━━━━━ Recorded data
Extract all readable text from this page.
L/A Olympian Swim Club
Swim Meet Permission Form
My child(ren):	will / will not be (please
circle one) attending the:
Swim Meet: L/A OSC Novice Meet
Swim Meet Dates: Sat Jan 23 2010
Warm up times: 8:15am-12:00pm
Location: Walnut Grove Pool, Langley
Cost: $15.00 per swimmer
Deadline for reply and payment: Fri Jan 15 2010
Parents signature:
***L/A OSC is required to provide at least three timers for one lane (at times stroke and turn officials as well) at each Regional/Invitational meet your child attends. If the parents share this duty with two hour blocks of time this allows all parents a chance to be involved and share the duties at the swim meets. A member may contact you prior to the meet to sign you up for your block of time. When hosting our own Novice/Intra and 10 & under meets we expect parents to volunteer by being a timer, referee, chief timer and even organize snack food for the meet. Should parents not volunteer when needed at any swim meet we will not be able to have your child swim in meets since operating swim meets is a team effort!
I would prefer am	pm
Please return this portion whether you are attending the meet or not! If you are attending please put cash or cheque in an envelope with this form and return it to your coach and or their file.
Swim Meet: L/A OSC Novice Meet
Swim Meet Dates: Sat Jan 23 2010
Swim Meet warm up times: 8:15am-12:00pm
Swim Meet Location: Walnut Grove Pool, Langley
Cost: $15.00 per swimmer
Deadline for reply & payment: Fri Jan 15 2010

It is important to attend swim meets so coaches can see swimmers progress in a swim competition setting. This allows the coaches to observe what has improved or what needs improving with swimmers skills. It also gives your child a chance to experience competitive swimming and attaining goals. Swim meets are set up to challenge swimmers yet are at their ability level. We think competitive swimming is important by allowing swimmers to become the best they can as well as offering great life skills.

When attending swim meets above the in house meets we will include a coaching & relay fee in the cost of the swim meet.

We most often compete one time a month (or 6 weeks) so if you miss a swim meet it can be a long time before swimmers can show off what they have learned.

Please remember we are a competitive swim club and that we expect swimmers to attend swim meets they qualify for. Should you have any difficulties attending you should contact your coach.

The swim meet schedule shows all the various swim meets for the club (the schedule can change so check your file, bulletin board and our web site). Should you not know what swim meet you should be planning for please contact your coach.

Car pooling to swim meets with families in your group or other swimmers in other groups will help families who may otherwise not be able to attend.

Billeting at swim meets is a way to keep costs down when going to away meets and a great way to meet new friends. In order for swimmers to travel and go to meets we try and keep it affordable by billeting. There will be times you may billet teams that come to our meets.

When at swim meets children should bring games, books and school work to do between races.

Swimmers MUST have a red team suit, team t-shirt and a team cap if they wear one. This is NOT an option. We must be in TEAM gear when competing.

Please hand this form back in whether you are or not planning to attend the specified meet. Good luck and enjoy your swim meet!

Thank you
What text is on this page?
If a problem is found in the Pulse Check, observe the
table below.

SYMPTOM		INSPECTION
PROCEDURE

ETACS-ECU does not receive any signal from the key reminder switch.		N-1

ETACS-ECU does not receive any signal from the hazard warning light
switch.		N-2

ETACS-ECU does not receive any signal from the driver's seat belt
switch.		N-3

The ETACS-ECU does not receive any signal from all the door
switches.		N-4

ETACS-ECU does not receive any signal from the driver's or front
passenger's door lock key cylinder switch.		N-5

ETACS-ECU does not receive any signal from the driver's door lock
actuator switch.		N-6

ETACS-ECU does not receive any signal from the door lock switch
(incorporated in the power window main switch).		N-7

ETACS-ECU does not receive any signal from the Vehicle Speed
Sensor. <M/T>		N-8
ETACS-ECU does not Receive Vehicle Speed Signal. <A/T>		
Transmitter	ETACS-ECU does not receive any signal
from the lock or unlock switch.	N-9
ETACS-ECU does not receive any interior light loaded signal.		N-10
━━━━━━━━━━
## Short exercise
Take the records above and return them exactly as written.

## The result
Extract all readable text from this page.
L/A Olympian Swim Club
Swim Meet Permission Form
My child(ren):	will / will not be (please
circle one) attending the:
Swim Meet: L/A OSC Novice Meet
Swim Meet Dates: Sat Jan 23 2010
Warm up times: 8:15am-12:00pm
Location: Walnut Grove Pool, Langley
Cost: $15.00 per swimmer
Deadline for reply and payment: Fri Jan 15 2010
Parents signature:
***L/A OSC is required to provide at least three timers for one lane (at times stroke and turn officials as well) at each Regional/Invitational meet your child attends. If the parents share this duty with two hour blocks of time this allows all parents a chance to be involved and share the duties at the swim meets. A member may contact you prior to the meet to sign you up for your block of time. When hosting our own Novice/Intra and 10 & under meets we expect parents to volunteer by being a timer, referee, chief timer and even organize snack food for the meet. Should parents not volunteer when needed at any swim meet we will not be able to have your child swim in meets since operating swim meets is a team effort!
I would prefer am	pm
Please return this portion whether you are attending the meet or not! If you are attending please put cash or cheque in an envelope with this form and return it to your coach and or their file.
Swim Meet: L/A OSC Novice Meet
Swim Meet Dates: Sat Jan 23 2010
Swim Meet warm up times: 8:15am-12:00pm
Swim Meet Location: Walnut Grove Pool, Langley
Cost: $15.00 per swimmer
Deadline for reply & payment: Fri Jan 15 2010

It is important to attend swim meets so coaches can see swimmers progress in a swim competition setting. This allows the coaches to observe what has improved or what needs improving with swimmers skills. It also gives your child a chance to experience competitive swimming and attaining goals. Swim meets are set up to challenge swimmers yet are at their ability level. We think competitive swimming is important by allowing swimmers to become the best they can as well as offering great life skills.

When attending swim meets above the in house meets we will include a coaching & relay fee in the cost of the swim meet.

We most often compete one time a month (or 6 weeks) so if you miss a swim meet it can be a long time before swimmers can show off what they have learned.

Please remember we are a competitive swim club and that we expect swimmers to attend swim meets they qualify for. Should you have any difficulties attending you should contact your coach.

The swim meet schedule shows all the various swim meets for the club (the schedule can change so check your file, bulletin board and our web site). Should you not know what swim meet you should be planning for please contact your coach.

Car pooling to swim meets with families in your group or other swimmers in other groups will help families who may otherwise not be able to attend.

Billeting at swim meets is a way to keep costs down when going to away meets and a great way to meet new friends. In order for swimmers to travel and go to meets we try and keep it affordable by billeting. There will be times you may billet teams that come to our meets.

When at swim meets children should bring games, books and school work to do between races.

Swimmers MUST have a red team suit, team t-shirt and a team cap if they wear one. This is NOT an option. We must be in TEAM gear when competing.

Please hand this form back in whether you are or not planning to attend the specified meet. Good luck and enjoy your swim meet!

Thank you
What text is on this page?
If a problem is found in the Pulse Check, observe the
table below.

SYMPTOM		INSPECTION
PROCEDURE

ETACS-ECU does not receive any signal from the key reminder switch.		N-1

ETACS-ECU does not receive any signal from the hazard warning light
switch.		N-2

ETACS-ECU does not receive any signal from the driver's seat belt
switch.		N-3

The ETACS-ECU does not receive any signal from all the door
switches.		N-4

ETACS-ECU does not receive any signal from the driver's or front
passenger's door lock key cylinder switch.		N-5

ETACS-ECU does not receive any signal from the driver's door lock
actuator switch.		N-6

ETACS-ECU does not receive any signal from the door lock switch
(incorporated in the power window main switch).		N-7

ETACS-ECU does not receive any signal from the Vehicle Speed
Sensor. <M/T>		N-8
ETACS-ECU does not Receive Vehicle Speed Signal. <A/T>		
Transmitter	ETACS-ECU does not receive any signal
from the lock or unlock switch.	N-9
ETACS-ECU does not receive any interior light loaded signal.		N-10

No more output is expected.